**WHAT YOU NEED TO DO:** Rewrite the records between the lines holding "x-tick-label: 1950 [49,409,73,421]" and "total-spending-label-line2: расходы [437,134,480,146]", inclusive, switching every "x-tick-label" to "x-axis-label" and leaving all else unchanged. Return only those lines.

**INFORMATION GIVEN:**
^^^^
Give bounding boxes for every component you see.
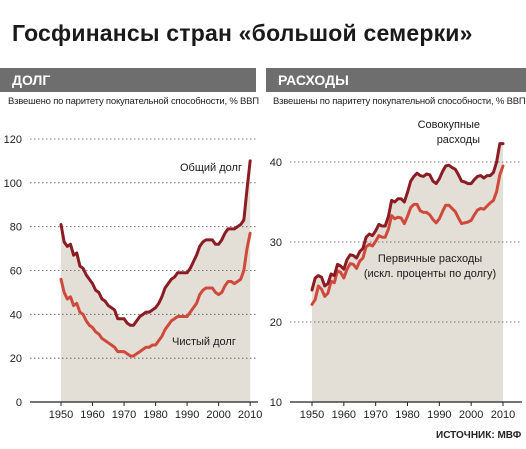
x-tick-label: 1950 [49,409,73,421]
y-tick-label: 40 [270,157,282,169]
x-tick-label: 1980 [395,409,419,421]
spending-panel-title: РАСХОДЫ [278,72,349,88]
x-tick-label: 2000 [459,409,483,421]
x-tick-label: 1970 [112,409,136,421]
debt-panel-header: ДОЛГ [0,68,256,92]
x-tick-label: 1960 [332,409,356,421]
debt-subtitle: Взвешено по паритету покупательной спосо… [8,96,259,107]
x-tick-label: 2010 [238,409,262,421]
total-spending-label-line2: расходы [437,134,480,146]
x-tick-label: 1970 [363,409,387,421]
y-tick-label: 20 [270,317,282,329]
shaded-area [312,143,503,402]
debt-series-line [59,231,252,358]
y-tick-label: 60 [10,266,22,278]
y-tick-label: 30 [270,237,282,249]
primary-spending-label-line1: Первичные расходы [378,253,482,265]
x-tick-label: 1990 [427,409,451,421]
total-spending-label-line1: Совокупные [418,119,480,131]
debt-series-line [59,159,252,327]
y-tick-label: 0 [16,397,22,409]
primary-spending-label-line2: (искл. проценты по долгу) [364,268,496,280]
x-tick-label: 2010 [491,409,515,421]
header: Госфинансы стран «большой семерки» [0,0,526,64]
debt-panel-title: ДОЛГ [12,72,51,88]
y-tick-label: 10 [270,397,282,409]
x-tick-label: 1980 [143,409,167,421]
x-tick-label: 2000 [206,409,230,421]
y-tick-label: 20 [10,353,22,365]
page-title: Госфинансы стран «большой семерки» [12,20,473,46]
spending-subtitle: Взвешены по паритету покупательной спосо… [273,96,526,107]
x-tick-label: 1960 [80,409,104,421]
y-tick-label: 80 [10,222,22,234]
spending-series-line [310,142,505,292]
spending-panel-header: РАСХОДЫ [266,68,526,92]
y-tick-label: 40 [10,309,22,321]
spending-chart: 10 20 30 40 1950 1960 1970 1980 1990 2000 2010 [270,142,522,421]
source-note: ИСТОЧНИК: МВФ [436,430,522,441]
gross-debt-label: Общий долг [180,162,242,174]
x-tick-label: 1950 [300,409,324,421]
spending-series-line [310,164,505,306]
y-tick-label: 120 [4,134,22,146]
net-debt-label: Чистый долг [172,336,236,348]
y-tick-label: 100 [4,178,22,190]
x-tick-label: 1990 [175,409,199,421]
debt-chart: 0 20 40 60 80 100 120 1950 1960 1970 1980 1990 2000 2… [4,134,263,421]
^^^^
**OUTPUT:**
x-axis-label: 1950 [49,409,73,421]
y-tick-label: 40 [270,157,282,169]
x-axis-label: 1980 [395,409,419,421]
spending-panel-title: РАСХОДЫ [278,72,349,88]
x-axis-label: 2000 [459,409,483,421]
x-axis-label: 1970 [112,409,136,421]
debt-panel-header: ДОЛГ [0,68,256,92]
x-axis-label: 1960 [332,409,356,421]
debt-subtitle: Взвешено по паритету покупательной спосо… [8,96,259,107]
x-axis-label: 2010 [238,409,262,421]
total-spending-label-line2: расходы [437,134,480,146]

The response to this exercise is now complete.